[Entries from a visual dataset]
----------
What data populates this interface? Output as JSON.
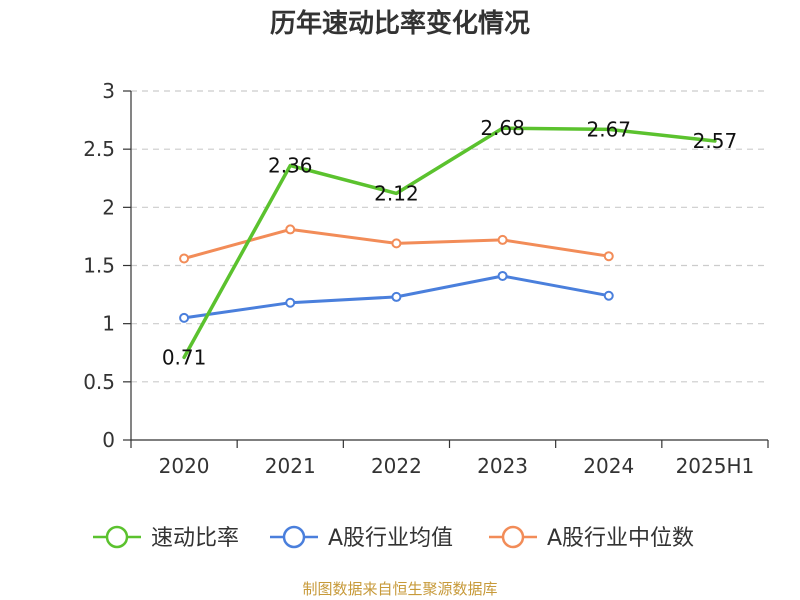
{
  "chart_data": {
    "type": "line",
    "title": "历年速动比率变化情况",
    "categories": [
      "2020",
      "2021",
      "2022",
      "2023",
      "2024",
      "2025H1"
    ],
    "ylim": [
      0,
      3
    ],
    "yticks": [
      0,
      0.5,
      1,
      1.5,
      2,
      2.5,
      3
    ],
    "ytick_labels": [
      "0",
      "0.5",
      "1",
      "1.5",
      "2",
      "2.5",
      "3"
    ],
    "grid": true,
    "legend_position": "bottom",
    "series": [
      {
        "name": "速动比率",
        "color": "#5bc22e",
        "values": [
          0.71,
          2.36,
          2.12,
          2.68,
          2.67,
          2.57
        ],
        "labels": [
          "0.71",
          "2.36",
          "2.12",
          "2.68",
          "2.67",
          "2.57"
        ],
        "show_labels": true,
        "show_markers": false
      },
      {
        "name": "A股行业均值",
        "color": "#4a7fdc",
        "values": [
          1.05,
          1.18,
          1.23,
          1.41,
          1.24,
          null
        ],
        "show_labels": false,
        "show_markers": true
      },
      {
        "name": "A股行业中位数",
        "color": "#f28c58",
        "values": [
          1.56,
          1.81,
          1.69,
          1.72,
          1.58,
          null
        ],
        "show_labels": false,
        "show_markers": true
      }
    ],
    "source": "制图数据来自恒生聚源数据库",
    "source_color": "#c79a3a"
  }
}
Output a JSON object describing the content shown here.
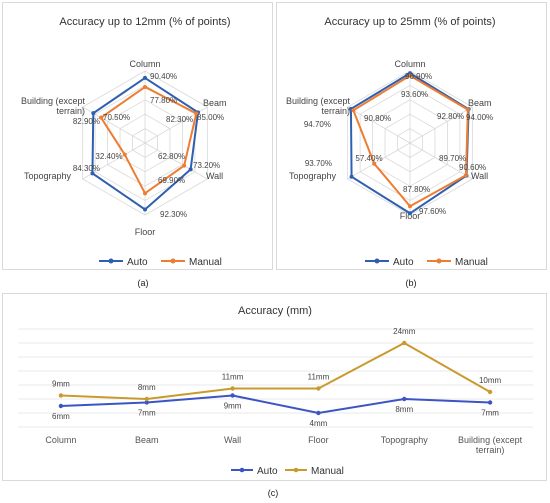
{
  "chart_data": [
    {
      "type": "radar",
      "title": "Accuracy up to 12mm (% of points)",
      "categories": [
        "Column",
        "Beam",
        "Wall",
        "Floor",
        "Topography",
        "Building (except terrain)"
      ],
      "category_labels": [
        "Column",
        "Beam",
        "Wall",
        "Floor",
        "Topography",
        [
          "Building (except",
          "terrain)"
        ]
      ],
      "series": [
        {
          "name": "Auto",
          "values": [
            90.4,
            85.0,
            73.2,
            92.3,
            84.3,
            82.9
          ],
          "labels": [
            "90.40%",
            "85.00%",
            "73.20%",
            "92.30%",
            "84.30%",
            "82.90%"
          ],
          "color": "#2e5fb0"
        },
        {
          "name": "Manual",
          "values": [
            77.8,
            82.3,
            62.8,
            69.9,
            32.4,
            70.5
          ],
          "labels": [
            "77.80%",
            "82.30%",
            "62.80%",
            "69.90%",
            "32.40%",
            "70.50%"
          ],
          "color": "#ed7d31"
        }
      ],
      "rmax": 100,
      "legend_position": "bottom",
      "caption": "(a)"
    },
    {
      "type": "radar",
      "title": "Accuracy up to 25mm (% of points)",
      "categories": [
        "Column",
        "Beam",
        "Wall",
        "Floor",
        "Topography",
        "Building (except terrain)"
      ],
      "category_labels": [
        "Column",
        "Beam",
        "Wall",
        "Floor",
        "Topography",
        [
          "Building (except",
          "terrain)"
        ]
      ],
      "series": [
        {
          "name": "Auto",
          "values": [
            96.9,
            94.0,
            90.6,
            97.6,
            93.7,
            94.7
          ],
          "labels": [
            "96.90%",
            "94.00%",
            "90.60%",
            "97.60%",
            "93.70%",
            "94.70%"
          ],
          "color": "#2e5fb0"
        },
        {
          "name": "Manual",
          "values": [
            93.6,
            92.8,
            89.7,
            87.8,
            57.4,
            90.8
          ],
          "labels": [
            "93.60%",
            "92.80%",
            "89.70%",
            "87.80%",
            "57.40%",
            "90.80%"
          ],
          "color": "#ed7d31"
        }
      ],
      "rmax": 100,
      "legend_position": "bottom",
      "caption": "(b)"
    },
    {
      "type": "line",
      "title": "Accuracy (mm)",
      "categories": [
        "Column",
        "Beam",
        "Wall",
        "Floor",
        "Topography",
        "Building (except terrain)"
      ],
      "category_labels": [
        [
          "Column"
        ],
        [
          "Beam"
        ],
        [
          "Wall"
        ],
        [
          "Floor"
        ],
        [
          "Topography"
        ],
        [
          "Building (except",
          "terrain)"
        ]
      ],
      "series": [
        {
          "name": "Auto",
          "values": [
            6,
            7,
            9,
            4,
            8,
            7
          ],
          "labels": [
            "6mm",
            "7mm",
            "9mm",
            "4mm",
            "8mm",
            "7mm"
          ],
          "color": "#3c54c4"
        },
        {
          "name": "Manual",
          "values": [
            9,
            8,
            11,
            11,
            24,
            10
          ],
          "labels": [
            "9mm",
            "8mm",
            "11mm",
            "11mm",
            "24mm",
            "10mm"
          ],
          "color": "#c99a2e"
        }
      ],
      "ylim": [
        0,
        28
      ],
      "grid": true,
      "legend_position": "bottom",
      "caption": "(c)"
    }
  ]
}
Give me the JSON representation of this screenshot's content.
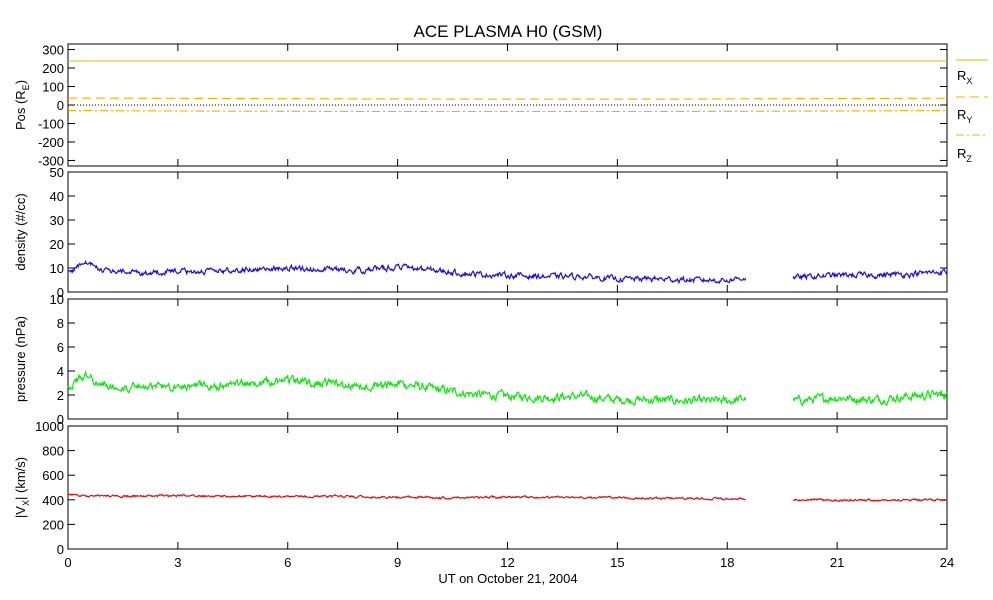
----------
# The exercise
Repeat all the data as it stands, dropping any images it holds.

# Finished task
What data populates this interface? Output as JSON.
{
  "chart_data": {
    "type": "line",
    "title": "历年速动比率变化情况",
    "categories": [
      "2020",
      "2021",
      "2022",
      "2023",
      "2024",
      "2025H1"
    ],
    "ylim": [
      0,
      3
    ],
    "yticks": [
      0,
      0.5,
      1,
      1.5,
      2,
      2.5,
      3
    ],
    "ytick_labels": [
      "0",
      "0.5",
      "1",
      "1.5",
      "2",
      "2.5",
      "3"
    ],
    "grid": true,
    "legend_position": "bottom",
    "series": [
      {
        "name": "速动比率",
        "color": "#5bc22e",
        "values": [
          0.71,
          2.36,
          2.12,
          2.68,
          2.67,
          2.57
        ],
        "labels": [
          "0.71",
          "2.36",
          "2.12",
          "2.68",
          "2.67",
          "2.57"
        ],
        "show_labels": true,
        "show_markers": false
      },
      {
        "name": "A股行业均值",
        "color": "#4a7fdc",
        "values": [
          1.05,
          1.18,
          1.23,
          1.41,
          1.24,
          null
        ],
        "show_labels": false,
        "show_markers": true
      },
      {
        "name": "A股行业中位数",
        "color": "#f28c58",
        "values": [
          1.56,
          1.81,
          1.69,
          1.72,
          1.58,
          null
        ],
        "show_labels": false,
        "show_markers": true
      }
    ],
    "source": "制图数据来自恒生聚源数据库",
    "source_color": "#c79a3a"
  }
}
Output a JSON object describing the content shown here.
{
  "chart_data": [
    {
      "type": "radar",
      "title": "Accuracy up to 12mm (% of points)",
      "categories": [
        "Column",
        "Beam",
        "Wall",
        "Floor",
        "Topography",
        "Building (except terrain)"
      ],
      "category_labels": [
        "Column",
        "Beam",
        "Wall",
        "Floor",
        "Topography",
        [
          "Building (except",
          "terrain)"
        ]
      ],
      "series": [
        {
          "name": "Auto",
          "values": [
            90.4,
            85.0,
            73.2,
            92.3,
            84.3,
            82.9
          ],
          "labels": [
            "90.40%",
            "85.00%",
            "73.20%",
            "92.30%",
            "84.30%",
            "82.90%"
          ],
          "color": "#2e5fb0"
        },
        {
          "name": "Manual",
          "values": [
            77.8,
            82.3,
            62.8,
            69.9,
            32.4,
            70.5
          ],
          "labels": [
            "77.80%",
            "82.30%",
            "62.80%",
            "69.90%",
            "32.40%",
            "70.50%"
          ],
          "color": "#ed7d31"
        }
      ],
      "rmax": 100,
      "legend_position": "bottom",
      "caption": "(a)"
    },
    {
      "type": "radar",
      "title": "Accuracy up to 25mm (% of points)",
      "categories": [
        "Column",
        "Beam",
        "Wall",
        "Floor",
        "Topography",
        "Building (except terrain)"
      ],
      "category_labels": [
        "Column",
        "Beam",
        "Wall",
        "Floor",
        "Topography",
        [
          "Building (except",
          "terrain)"
        ]
      ],
      "series": [
        {
          "name": "Auto",
          "values": [
            96.9,
            94.0,
            90.6,
            97.6,
            93.7,
            94.7
          ],
          "labels": [
            "96.90%",
            "94.00%",
            "90.60%",
            "97.60%",
            "93.70%",
            "94.70%"
          ],
          "color": "#2e5fb0"
        },
        {
          "name": "Manual",
          "values": [
            93.6,
            92.8,
            89.7,
            87.8,
            57.4,
            90.8
          ],
          "labels": [
            "93.60%",
            "92.80%",
            "89.70%",
            "87.80%",
            "57.40%",
            "90.80%"
          ],
          "color": "#ed7d31"
        }
      ],
      "rmax": 100,
      "legend_position": "bottom",
      "caption": "(b)"
    },
    {
      "type": "line",
      "title": "Accuracy (mm)",
      "categories": [
        "Column",
        "Beam",
        "Wall",
        "Floor",
        "Topography",
        "Building (except terrain)"
      ],
      "category_labels": [
        [
          "Column"
        ],
        [
          "Beam"
        ],
        [
          "Wall"
        ],
        [
          "Floor"
        ],
        [
          "Topography"
        ],
        [
          "Building (except",
          "terrain)"
        ]
      ],
      "series": [
        {
          "name": "Auto",
          "values": [
            6,
            7,
            9,
            4,
            8,
            7
          ],
          "labels": [
            "6mm",
            "7mm",
            "9mm",
            "4mm",
            "8mm",
            "7mm"
          ],
          "color": "#3c54c4"
        },
        {
          "name": "Manual",
          "values": [
            9,
            8,
            11,
            11,
            24,
            10
          ],
          "labels": [
            "9mm",
            "8mm",
            "11mm",
            "11mm",
            "24mm",
            "10mm"
          ],
          "color": "#c99a2e"
        }
      ],
      "ylim": [
        0,
        28
      ],
      "grid": true,
      "legend_position": "bottom",
      "caption": "(c)"
    }
  ]
}
Give me the JSON representation of this screenshot's content.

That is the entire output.